→ Your objective
Copy out all lines that hold "interval".
***** Data lines *****
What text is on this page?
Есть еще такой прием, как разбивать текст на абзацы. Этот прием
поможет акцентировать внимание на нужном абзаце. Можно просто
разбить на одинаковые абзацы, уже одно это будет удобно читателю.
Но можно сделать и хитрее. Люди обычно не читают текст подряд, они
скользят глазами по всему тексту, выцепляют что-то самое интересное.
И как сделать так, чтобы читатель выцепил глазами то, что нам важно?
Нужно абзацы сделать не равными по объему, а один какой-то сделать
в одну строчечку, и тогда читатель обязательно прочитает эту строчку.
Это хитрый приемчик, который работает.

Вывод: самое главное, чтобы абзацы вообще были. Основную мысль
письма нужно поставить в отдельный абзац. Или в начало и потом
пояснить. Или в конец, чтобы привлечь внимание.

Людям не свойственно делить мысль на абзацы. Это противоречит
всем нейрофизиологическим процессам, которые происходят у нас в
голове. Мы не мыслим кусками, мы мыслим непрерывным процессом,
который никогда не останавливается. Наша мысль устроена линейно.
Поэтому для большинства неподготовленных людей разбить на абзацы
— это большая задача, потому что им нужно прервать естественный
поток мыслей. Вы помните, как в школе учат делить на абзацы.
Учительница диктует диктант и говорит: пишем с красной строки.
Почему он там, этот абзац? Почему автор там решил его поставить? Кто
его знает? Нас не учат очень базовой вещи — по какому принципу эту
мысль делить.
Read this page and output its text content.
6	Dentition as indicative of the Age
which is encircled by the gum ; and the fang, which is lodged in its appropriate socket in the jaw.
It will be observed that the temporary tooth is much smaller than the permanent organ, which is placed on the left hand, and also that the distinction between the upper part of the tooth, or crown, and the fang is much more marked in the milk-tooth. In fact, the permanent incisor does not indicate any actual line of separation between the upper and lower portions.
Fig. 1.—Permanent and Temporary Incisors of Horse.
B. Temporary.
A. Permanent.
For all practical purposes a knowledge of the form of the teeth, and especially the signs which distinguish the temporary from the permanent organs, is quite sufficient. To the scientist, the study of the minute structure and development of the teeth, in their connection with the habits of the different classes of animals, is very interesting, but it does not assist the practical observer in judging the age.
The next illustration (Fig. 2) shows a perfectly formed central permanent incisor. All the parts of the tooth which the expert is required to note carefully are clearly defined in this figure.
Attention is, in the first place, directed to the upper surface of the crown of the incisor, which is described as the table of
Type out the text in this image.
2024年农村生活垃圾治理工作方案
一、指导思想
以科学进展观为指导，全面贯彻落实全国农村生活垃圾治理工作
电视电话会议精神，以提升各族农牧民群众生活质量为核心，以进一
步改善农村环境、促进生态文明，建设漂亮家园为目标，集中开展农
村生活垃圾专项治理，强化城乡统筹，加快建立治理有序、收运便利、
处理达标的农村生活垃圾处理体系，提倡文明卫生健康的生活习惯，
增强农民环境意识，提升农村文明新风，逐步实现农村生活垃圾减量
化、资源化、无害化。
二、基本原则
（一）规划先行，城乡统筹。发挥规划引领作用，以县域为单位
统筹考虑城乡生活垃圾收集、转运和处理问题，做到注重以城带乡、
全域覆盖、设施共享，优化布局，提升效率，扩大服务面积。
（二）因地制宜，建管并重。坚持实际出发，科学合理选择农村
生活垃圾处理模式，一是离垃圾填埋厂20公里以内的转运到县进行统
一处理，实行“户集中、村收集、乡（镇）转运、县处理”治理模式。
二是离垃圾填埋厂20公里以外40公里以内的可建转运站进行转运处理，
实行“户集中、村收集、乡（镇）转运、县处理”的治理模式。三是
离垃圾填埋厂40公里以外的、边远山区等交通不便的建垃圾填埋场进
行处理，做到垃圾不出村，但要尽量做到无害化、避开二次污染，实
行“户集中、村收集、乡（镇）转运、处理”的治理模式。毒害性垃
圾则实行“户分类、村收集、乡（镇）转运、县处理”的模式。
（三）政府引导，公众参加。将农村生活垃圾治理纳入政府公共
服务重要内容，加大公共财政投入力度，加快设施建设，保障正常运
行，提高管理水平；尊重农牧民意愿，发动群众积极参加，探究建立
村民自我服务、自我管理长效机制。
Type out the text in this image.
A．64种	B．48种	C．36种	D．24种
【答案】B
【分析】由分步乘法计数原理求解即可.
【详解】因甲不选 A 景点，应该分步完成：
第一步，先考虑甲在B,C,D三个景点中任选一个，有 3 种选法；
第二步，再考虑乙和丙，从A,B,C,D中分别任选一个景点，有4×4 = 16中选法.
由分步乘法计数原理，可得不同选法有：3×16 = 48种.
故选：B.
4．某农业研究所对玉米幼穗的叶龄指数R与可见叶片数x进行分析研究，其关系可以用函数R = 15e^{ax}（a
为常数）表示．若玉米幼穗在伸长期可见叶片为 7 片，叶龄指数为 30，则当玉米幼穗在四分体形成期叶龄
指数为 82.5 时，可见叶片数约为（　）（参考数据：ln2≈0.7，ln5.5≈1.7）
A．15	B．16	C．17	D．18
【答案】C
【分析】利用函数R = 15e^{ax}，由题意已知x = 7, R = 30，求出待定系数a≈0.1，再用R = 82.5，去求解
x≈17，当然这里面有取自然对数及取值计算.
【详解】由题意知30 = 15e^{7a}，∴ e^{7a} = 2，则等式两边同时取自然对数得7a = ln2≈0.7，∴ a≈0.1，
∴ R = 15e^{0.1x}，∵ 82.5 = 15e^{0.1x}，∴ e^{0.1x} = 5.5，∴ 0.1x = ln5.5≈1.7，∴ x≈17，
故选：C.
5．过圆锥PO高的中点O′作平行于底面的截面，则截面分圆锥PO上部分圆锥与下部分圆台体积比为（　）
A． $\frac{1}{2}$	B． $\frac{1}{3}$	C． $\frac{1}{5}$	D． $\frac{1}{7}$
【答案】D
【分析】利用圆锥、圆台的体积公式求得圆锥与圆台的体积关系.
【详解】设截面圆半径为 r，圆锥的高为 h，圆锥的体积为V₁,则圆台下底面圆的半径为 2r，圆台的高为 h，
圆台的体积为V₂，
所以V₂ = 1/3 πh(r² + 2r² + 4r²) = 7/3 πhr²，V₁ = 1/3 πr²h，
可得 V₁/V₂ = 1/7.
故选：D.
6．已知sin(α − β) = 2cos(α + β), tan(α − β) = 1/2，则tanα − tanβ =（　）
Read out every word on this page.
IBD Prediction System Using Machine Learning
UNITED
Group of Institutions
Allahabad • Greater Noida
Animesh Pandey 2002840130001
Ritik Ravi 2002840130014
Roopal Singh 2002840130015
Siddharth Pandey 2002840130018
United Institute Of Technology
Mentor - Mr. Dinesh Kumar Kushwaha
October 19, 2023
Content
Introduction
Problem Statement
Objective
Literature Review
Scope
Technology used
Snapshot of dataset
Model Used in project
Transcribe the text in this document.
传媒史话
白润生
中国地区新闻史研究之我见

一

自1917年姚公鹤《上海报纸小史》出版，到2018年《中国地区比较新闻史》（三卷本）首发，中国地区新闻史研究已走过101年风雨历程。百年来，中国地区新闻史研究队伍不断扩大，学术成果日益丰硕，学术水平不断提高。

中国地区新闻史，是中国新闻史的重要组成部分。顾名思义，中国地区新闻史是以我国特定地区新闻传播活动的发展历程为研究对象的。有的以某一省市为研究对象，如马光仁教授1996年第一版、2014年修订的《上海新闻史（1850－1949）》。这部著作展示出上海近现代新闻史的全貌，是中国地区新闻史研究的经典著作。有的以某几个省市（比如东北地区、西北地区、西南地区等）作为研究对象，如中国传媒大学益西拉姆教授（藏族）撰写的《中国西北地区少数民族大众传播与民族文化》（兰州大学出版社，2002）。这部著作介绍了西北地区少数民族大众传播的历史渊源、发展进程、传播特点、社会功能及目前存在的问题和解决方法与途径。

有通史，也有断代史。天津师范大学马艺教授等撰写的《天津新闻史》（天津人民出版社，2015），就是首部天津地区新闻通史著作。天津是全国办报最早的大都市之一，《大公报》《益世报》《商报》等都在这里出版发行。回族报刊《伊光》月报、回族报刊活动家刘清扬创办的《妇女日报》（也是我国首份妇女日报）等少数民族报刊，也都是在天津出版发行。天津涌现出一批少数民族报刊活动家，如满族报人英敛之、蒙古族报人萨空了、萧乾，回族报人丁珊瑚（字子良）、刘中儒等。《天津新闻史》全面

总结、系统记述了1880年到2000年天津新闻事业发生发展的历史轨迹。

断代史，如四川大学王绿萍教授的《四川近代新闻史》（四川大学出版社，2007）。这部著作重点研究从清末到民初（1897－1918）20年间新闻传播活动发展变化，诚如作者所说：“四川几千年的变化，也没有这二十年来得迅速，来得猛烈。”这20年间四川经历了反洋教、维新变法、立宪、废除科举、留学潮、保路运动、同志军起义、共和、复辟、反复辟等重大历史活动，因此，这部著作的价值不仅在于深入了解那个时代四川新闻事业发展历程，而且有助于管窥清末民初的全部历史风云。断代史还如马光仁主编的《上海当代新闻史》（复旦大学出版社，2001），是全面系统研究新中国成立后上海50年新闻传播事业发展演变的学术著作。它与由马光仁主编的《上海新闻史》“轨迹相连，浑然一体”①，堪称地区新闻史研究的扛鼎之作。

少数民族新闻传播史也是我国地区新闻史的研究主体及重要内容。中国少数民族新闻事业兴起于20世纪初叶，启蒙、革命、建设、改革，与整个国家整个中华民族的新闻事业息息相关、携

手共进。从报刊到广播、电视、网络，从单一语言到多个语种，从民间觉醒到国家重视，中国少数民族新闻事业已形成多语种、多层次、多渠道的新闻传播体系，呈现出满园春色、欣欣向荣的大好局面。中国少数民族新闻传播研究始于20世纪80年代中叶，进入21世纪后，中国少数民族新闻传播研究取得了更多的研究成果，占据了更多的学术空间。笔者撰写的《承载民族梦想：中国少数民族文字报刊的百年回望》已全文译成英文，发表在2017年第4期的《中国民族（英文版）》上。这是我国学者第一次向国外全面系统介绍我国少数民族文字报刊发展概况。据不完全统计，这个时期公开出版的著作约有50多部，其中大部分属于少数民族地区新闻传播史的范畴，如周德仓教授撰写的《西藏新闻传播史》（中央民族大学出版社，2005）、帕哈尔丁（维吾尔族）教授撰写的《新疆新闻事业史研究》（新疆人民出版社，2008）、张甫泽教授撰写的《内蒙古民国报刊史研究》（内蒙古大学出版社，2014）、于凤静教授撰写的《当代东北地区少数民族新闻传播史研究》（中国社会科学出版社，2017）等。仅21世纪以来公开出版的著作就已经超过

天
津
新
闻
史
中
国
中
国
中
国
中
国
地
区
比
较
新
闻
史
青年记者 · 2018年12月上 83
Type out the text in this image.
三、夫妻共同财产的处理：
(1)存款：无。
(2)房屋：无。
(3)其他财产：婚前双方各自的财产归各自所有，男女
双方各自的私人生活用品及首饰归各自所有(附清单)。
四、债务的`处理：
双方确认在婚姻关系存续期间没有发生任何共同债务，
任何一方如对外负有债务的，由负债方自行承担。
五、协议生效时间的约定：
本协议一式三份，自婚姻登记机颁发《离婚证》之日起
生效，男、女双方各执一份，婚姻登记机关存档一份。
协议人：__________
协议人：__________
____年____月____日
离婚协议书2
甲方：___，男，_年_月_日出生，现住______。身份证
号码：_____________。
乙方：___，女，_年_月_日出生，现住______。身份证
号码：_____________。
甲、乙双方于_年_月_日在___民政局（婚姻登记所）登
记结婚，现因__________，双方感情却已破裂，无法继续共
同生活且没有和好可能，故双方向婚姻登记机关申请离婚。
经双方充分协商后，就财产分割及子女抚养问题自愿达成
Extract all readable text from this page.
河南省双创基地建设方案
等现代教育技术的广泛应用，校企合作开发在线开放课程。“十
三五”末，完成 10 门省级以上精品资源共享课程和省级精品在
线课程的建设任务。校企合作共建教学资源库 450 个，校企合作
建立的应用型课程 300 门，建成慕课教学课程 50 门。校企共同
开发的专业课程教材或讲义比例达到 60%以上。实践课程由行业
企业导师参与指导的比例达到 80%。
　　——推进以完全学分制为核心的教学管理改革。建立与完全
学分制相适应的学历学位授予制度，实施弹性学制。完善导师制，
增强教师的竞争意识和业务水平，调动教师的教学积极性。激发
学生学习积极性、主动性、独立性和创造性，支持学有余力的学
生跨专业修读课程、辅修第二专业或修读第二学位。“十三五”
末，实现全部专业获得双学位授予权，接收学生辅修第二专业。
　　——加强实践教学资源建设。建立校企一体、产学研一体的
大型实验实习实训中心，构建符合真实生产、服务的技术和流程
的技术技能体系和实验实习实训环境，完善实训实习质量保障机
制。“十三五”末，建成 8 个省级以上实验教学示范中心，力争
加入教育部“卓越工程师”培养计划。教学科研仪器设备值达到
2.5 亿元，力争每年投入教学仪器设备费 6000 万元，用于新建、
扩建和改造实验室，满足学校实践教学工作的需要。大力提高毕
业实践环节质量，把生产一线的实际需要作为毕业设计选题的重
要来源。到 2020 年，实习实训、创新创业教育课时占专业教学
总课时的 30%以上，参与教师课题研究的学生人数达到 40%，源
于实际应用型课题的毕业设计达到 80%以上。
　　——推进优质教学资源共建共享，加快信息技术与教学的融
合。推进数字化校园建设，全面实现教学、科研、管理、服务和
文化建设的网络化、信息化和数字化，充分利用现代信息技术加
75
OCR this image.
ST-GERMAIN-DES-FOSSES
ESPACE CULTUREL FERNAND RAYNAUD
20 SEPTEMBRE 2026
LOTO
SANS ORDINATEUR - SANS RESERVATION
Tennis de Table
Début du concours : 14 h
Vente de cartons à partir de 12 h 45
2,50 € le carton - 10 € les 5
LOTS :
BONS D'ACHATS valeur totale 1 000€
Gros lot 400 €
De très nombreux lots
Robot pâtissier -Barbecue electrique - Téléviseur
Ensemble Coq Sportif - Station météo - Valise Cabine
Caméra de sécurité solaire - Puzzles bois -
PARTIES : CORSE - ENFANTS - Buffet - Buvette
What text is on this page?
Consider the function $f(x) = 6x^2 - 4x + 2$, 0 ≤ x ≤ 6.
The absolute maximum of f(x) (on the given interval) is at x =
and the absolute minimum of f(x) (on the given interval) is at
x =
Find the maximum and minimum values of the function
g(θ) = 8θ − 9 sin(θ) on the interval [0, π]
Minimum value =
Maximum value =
*****
→ Solution to the problem
The absolute maximum of f(x) (on the given interval) is at x =
and the absolute minimum of f(x) (on the given interval) is at
g(θ) = 8θ − 9 sin(θ) on the interval [0, π]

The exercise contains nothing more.